* [To do]:
Report, word for word, every line of the material that contains "this".

* [Data provided]:
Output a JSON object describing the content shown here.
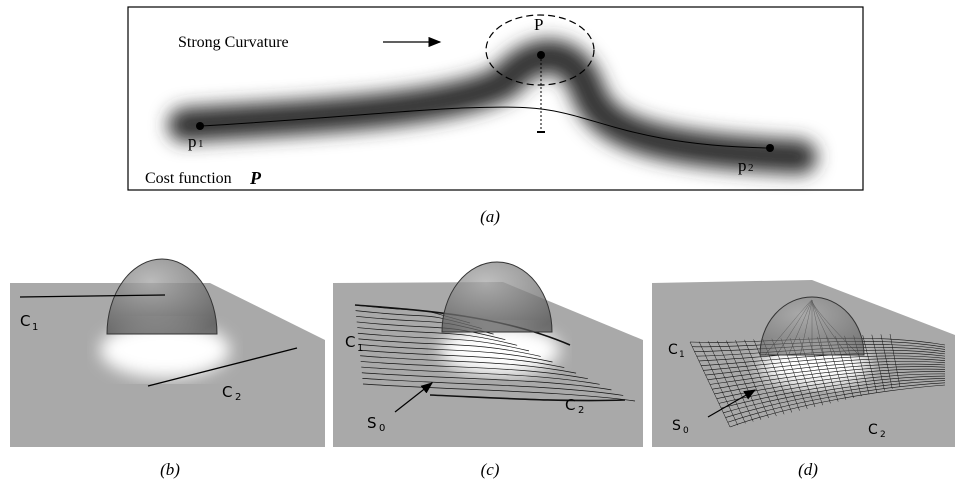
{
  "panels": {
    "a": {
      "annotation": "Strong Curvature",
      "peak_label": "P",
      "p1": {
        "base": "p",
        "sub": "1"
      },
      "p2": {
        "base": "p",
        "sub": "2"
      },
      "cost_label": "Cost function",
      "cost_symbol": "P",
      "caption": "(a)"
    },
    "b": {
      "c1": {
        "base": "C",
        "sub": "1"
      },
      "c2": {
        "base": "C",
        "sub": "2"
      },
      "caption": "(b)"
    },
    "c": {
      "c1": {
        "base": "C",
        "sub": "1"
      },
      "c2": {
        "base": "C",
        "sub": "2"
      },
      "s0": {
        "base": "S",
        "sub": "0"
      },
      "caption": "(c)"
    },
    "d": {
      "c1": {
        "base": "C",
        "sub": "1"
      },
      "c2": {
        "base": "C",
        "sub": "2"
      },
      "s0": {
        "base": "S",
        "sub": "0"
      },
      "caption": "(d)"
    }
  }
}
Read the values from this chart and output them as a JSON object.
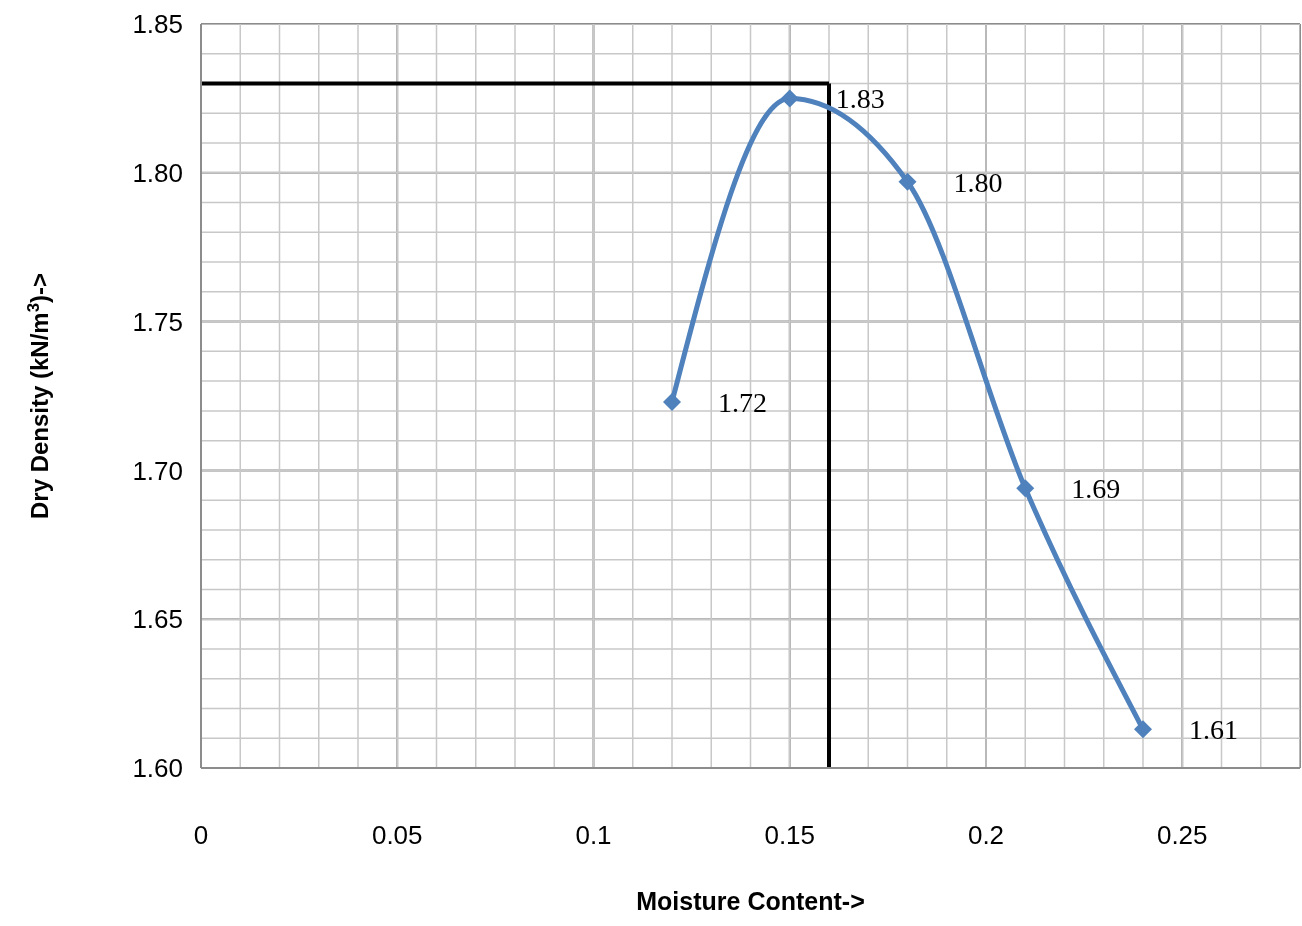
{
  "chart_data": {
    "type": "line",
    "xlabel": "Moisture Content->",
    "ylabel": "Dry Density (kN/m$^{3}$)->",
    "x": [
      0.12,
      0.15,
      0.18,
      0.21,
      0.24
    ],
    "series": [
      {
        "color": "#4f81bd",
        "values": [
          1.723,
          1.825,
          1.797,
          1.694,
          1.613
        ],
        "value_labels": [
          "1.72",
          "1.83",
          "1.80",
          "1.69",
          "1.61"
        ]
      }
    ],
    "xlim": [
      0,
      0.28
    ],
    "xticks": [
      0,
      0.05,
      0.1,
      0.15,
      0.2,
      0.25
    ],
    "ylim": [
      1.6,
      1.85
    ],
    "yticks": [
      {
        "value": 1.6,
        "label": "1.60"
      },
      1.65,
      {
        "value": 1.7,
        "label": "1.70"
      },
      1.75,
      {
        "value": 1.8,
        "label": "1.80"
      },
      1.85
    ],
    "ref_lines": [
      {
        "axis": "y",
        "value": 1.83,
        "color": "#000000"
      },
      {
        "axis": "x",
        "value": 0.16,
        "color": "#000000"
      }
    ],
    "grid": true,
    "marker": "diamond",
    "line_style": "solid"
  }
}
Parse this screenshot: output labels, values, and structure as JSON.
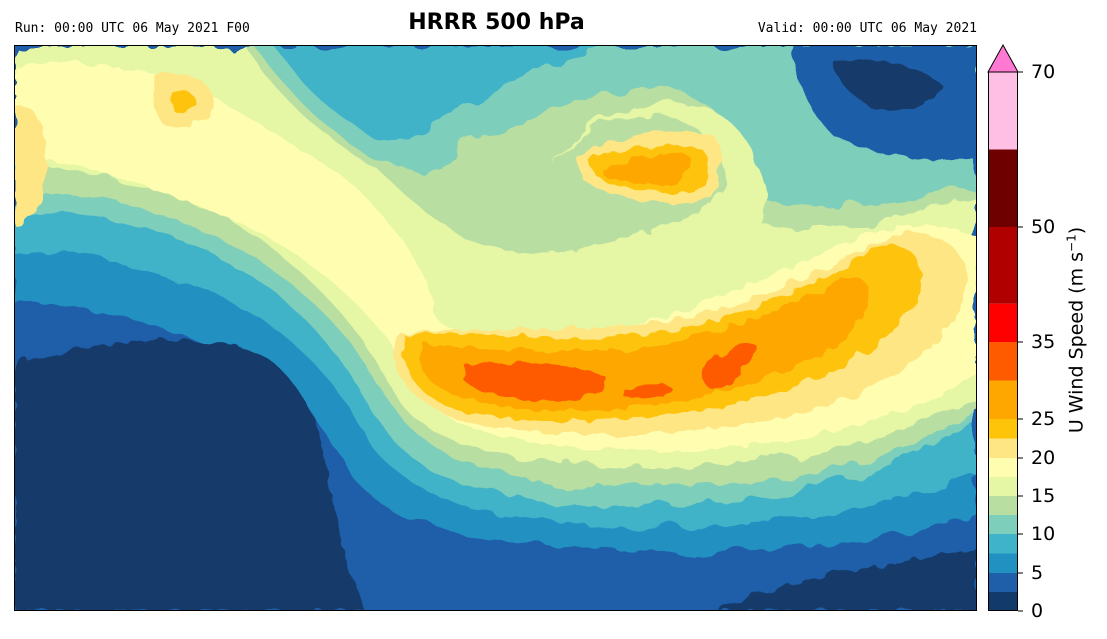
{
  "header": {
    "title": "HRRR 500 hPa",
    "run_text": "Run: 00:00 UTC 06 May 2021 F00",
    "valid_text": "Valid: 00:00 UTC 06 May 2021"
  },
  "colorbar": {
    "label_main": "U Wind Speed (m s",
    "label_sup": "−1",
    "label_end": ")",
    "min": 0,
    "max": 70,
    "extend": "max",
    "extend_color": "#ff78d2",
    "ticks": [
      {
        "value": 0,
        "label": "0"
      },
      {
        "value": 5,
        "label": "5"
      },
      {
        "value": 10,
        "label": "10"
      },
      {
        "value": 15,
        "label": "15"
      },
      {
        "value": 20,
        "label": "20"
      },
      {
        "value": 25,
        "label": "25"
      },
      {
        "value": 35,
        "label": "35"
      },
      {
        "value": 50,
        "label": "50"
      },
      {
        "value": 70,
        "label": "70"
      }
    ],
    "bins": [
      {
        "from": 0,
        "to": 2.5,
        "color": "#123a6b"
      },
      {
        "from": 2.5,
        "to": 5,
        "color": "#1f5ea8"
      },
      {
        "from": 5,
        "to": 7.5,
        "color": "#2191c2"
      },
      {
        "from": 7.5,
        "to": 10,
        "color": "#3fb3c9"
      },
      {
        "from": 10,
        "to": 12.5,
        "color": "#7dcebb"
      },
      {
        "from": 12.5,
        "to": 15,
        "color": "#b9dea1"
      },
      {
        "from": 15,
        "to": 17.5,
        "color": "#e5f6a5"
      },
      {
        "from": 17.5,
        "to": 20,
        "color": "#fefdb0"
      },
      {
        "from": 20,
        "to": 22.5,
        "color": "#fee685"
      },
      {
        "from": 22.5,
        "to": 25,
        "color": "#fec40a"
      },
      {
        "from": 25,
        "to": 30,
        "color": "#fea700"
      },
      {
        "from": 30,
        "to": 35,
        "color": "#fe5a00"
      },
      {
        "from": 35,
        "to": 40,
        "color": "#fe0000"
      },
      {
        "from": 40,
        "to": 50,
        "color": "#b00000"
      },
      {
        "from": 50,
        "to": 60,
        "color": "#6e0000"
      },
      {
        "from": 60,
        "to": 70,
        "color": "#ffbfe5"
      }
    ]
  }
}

* [Result of the exercise]:
Read the values from this chart and output them as a JSON object.
Parse this screenshot: output labels, values, and structure as JSON.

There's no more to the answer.